Description of the task: Which lines of the data include the string "teaspoons"? List them all.

Source data:

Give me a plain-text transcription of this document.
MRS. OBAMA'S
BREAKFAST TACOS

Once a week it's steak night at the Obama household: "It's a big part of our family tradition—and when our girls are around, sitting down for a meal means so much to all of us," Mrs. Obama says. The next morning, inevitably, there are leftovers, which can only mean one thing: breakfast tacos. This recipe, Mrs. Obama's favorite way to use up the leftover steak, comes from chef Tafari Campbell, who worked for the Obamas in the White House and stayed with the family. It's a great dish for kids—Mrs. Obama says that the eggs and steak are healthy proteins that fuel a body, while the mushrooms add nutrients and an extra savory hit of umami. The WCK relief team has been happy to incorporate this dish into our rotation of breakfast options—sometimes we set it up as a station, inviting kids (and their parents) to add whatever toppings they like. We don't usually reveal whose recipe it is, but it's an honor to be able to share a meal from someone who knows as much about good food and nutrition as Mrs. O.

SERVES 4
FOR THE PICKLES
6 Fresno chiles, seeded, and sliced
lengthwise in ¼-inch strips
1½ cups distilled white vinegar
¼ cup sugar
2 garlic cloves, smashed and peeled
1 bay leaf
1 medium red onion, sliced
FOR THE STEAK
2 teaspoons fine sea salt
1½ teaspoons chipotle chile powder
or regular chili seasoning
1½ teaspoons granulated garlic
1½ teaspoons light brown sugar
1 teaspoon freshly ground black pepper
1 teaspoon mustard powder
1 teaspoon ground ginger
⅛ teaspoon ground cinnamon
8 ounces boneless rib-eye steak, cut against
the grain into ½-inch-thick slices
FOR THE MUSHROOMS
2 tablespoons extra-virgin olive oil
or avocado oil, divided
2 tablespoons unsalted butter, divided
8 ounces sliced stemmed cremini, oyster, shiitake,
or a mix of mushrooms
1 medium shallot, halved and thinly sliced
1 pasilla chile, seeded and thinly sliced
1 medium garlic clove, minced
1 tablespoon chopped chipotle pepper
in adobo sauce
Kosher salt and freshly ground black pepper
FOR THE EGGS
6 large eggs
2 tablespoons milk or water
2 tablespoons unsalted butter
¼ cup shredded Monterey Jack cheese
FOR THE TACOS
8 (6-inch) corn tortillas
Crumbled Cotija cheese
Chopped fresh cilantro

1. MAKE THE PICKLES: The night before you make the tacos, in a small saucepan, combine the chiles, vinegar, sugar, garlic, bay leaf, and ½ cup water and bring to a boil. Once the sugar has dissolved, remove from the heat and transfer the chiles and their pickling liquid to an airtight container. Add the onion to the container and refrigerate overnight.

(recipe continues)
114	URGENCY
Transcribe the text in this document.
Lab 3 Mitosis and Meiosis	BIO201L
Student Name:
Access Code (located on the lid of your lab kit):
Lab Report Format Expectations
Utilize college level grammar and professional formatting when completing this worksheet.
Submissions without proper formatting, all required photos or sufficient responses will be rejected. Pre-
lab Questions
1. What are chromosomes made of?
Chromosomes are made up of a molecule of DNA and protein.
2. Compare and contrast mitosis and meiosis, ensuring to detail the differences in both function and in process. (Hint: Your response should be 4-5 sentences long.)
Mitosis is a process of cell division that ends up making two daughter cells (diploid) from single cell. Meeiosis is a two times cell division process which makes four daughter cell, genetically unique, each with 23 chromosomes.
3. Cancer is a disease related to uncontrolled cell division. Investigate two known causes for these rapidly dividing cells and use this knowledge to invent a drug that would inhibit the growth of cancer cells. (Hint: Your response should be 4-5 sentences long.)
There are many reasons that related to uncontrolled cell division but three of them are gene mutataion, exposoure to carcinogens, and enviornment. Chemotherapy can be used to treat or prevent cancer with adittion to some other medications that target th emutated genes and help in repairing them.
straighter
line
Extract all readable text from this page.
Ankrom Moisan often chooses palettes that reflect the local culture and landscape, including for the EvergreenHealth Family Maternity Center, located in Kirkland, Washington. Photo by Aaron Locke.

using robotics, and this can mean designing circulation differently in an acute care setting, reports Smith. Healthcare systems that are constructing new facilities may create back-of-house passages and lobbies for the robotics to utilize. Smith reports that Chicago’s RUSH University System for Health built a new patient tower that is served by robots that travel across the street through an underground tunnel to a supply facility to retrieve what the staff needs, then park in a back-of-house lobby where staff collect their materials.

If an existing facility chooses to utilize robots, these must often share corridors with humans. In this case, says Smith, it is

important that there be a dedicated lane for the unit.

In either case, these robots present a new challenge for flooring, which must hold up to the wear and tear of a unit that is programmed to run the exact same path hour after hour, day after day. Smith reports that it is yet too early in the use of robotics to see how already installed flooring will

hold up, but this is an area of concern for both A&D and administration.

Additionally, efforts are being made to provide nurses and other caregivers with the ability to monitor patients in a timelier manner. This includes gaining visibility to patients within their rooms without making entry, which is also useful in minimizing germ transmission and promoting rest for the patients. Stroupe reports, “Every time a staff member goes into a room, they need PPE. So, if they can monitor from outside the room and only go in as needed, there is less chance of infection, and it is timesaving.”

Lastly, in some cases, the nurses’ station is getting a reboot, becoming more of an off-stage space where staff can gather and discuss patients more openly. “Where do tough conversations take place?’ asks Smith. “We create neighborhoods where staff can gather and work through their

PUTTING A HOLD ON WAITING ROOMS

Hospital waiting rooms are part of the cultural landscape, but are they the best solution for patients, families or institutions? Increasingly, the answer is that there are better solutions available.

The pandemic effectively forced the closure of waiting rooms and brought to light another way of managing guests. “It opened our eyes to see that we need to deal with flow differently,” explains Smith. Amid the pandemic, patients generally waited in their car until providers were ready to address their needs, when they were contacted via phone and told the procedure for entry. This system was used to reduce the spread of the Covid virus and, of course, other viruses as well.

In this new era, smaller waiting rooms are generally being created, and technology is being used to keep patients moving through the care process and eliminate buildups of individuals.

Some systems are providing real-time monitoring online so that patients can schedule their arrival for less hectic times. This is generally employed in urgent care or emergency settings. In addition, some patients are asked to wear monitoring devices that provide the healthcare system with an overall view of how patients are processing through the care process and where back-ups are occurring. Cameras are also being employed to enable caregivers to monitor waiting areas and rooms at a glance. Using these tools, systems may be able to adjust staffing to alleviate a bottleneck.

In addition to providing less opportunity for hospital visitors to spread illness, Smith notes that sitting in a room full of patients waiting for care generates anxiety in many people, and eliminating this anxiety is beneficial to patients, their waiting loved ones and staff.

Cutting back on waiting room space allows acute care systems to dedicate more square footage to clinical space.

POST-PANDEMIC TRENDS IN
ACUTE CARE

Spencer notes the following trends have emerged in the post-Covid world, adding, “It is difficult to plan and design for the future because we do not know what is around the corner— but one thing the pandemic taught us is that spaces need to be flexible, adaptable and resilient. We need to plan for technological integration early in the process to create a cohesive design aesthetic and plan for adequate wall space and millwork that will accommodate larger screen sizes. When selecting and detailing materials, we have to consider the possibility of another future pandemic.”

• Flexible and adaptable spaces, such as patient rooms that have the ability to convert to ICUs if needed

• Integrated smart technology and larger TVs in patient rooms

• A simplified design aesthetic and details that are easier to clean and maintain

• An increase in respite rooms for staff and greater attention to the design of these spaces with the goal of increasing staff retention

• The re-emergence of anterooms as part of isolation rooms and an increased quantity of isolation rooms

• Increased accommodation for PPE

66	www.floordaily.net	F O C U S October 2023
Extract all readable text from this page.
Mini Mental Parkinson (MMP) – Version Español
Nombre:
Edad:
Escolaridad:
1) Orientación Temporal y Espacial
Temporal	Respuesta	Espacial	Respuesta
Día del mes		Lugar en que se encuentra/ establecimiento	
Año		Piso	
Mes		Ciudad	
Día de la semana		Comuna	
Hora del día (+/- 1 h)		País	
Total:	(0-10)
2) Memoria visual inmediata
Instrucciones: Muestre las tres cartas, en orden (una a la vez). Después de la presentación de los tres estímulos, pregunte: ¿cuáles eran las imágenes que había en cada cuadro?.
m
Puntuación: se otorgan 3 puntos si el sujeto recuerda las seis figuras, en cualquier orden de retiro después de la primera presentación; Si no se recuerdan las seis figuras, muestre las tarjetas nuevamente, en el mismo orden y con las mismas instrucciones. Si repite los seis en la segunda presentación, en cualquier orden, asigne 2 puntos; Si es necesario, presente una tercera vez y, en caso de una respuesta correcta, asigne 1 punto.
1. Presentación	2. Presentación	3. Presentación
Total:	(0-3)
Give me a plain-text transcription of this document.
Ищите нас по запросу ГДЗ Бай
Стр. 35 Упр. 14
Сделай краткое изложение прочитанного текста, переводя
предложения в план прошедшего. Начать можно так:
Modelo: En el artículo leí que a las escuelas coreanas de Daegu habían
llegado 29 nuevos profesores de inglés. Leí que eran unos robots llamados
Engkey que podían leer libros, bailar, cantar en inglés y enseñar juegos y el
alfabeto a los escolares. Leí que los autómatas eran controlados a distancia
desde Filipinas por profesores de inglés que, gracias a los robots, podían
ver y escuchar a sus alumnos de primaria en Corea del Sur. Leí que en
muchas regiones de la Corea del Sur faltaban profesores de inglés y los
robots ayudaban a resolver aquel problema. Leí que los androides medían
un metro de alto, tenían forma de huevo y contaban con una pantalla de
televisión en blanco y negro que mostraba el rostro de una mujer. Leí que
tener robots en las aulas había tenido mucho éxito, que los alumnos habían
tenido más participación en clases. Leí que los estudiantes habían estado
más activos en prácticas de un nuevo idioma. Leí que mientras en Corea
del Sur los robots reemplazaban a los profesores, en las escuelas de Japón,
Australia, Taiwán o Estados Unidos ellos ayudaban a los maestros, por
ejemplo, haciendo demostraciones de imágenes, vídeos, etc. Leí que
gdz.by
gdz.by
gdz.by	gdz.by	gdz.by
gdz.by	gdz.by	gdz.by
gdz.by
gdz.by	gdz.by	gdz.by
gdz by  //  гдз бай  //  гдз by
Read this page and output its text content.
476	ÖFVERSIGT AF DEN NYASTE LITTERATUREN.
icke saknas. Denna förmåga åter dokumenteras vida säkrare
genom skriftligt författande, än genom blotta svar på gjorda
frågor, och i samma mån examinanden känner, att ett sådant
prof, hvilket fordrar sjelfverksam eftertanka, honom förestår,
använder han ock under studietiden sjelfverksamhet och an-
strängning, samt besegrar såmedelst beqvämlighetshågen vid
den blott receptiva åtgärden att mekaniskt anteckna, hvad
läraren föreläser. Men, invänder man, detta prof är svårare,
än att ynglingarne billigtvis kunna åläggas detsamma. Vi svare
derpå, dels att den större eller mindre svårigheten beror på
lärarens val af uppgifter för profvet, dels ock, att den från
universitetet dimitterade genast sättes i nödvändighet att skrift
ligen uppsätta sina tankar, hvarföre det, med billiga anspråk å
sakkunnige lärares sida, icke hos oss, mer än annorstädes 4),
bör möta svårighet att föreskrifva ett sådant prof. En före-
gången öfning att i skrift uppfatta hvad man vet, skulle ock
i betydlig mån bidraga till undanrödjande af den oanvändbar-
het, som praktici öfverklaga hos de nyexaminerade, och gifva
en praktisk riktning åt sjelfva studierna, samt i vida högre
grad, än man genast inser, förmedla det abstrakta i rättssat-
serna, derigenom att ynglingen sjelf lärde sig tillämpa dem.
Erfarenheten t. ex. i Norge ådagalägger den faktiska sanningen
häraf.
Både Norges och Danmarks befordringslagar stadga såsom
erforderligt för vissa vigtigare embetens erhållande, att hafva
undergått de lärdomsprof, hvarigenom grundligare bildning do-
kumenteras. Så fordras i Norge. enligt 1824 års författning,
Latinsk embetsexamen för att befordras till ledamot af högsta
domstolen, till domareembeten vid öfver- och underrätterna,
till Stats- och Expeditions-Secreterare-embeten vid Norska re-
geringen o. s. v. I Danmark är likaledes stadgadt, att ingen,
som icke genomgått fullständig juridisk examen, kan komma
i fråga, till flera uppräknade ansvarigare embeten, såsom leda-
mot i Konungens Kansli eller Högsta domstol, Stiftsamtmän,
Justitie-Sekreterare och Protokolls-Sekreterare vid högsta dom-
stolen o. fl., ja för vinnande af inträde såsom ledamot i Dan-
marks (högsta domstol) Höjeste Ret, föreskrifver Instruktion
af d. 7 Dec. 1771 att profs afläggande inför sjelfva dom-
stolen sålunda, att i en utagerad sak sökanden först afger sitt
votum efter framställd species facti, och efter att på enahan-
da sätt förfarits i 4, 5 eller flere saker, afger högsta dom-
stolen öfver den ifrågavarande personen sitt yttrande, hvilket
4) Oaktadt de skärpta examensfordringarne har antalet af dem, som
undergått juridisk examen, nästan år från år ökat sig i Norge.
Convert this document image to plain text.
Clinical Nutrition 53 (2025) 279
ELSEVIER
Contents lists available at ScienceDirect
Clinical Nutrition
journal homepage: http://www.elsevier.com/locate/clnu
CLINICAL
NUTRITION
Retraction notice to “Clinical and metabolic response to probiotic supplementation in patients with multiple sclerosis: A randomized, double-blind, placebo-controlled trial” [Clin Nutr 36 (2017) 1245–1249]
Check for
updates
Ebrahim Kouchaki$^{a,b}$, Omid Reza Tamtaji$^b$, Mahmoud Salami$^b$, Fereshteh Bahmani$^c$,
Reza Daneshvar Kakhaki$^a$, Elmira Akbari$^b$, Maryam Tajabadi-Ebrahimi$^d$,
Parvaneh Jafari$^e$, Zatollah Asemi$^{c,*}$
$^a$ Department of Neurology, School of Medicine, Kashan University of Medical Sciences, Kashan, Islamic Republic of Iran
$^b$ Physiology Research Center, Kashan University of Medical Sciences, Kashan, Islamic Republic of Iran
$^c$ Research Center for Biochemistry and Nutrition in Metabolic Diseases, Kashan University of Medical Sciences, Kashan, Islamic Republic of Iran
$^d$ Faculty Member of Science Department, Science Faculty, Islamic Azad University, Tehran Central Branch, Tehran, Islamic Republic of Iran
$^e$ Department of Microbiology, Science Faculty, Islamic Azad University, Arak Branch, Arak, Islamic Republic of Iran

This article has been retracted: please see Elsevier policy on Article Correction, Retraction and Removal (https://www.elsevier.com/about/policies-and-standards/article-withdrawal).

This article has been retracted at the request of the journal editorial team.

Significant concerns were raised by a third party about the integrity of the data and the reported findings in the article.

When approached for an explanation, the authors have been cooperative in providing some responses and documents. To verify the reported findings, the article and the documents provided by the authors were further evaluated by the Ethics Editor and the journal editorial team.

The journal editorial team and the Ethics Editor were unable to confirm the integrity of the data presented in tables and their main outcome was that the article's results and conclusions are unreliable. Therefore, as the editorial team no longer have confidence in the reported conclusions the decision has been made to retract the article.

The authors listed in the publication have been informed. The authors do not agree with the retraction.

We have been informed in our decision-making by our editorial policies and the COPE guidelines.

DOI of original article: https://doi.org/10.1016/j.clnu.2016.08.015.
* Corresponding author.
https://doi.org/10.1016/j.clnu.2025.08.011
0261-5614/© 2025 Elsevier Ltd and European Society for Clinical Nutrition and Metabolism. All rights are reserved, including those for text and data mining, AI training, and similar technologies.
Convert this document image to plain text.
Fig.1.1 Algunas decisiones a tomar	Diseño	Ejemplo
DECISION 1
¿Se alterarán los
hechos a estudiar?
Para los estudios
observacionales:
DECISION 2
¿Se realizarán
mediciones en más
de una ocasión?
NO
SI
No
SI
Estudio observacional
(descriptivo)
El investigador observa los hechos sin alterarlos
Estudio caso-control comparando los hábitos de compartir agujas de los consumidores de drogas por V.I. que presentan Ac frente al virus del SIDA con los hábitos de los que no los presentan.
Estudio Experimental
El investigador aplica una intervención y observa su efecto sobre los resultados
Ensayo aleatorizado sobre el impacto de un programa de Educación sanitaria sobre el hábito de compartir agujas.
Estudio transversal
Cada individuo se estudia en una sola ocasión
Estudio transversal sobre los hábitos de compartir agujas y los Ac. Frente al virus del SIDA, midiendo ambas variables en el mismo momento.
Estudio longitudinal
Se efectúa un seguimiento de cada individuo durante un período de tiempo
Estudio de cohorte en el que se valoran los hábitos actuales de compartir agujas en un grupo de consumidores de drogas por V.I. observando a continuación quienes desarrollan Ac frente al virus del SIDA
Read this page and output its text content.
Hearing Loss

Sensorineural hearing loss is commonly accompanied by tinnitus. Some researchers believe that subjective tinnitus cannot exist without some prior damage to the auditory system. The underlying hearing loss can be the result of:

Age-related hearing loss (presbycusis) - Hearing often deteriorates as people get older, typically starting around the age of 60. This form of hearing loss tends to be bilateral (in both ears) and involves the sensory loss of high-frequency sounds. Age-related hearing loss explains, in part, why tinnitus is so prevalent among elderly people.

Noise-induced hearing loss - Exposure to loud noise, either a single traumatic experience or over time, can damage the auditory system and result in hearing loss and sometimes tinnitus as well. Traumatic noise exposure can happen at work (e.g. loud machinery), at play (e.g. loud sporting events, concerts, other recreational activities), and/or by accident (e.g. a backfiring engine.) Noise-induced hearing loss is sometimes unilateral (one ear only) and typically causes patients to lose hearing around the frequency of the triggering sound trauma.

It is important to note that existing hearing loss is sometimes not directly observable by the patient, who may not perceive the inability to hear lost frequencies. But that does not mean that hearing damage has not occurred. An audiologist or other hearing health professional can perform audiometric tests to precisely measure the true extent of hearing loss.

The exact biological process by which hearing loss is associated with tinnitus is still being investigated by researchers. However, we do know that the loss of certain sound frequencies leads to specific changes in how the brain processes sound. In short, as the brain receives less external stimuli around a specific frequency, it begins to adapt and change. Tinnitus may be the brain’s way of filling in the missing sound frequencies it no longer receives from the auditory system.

Expected answer:
2 teaspoons fine sea salt
1½ teaspoons chipotle chile powder
1½ teaspoons granulated garlic
1½ teaspoons light brown sugar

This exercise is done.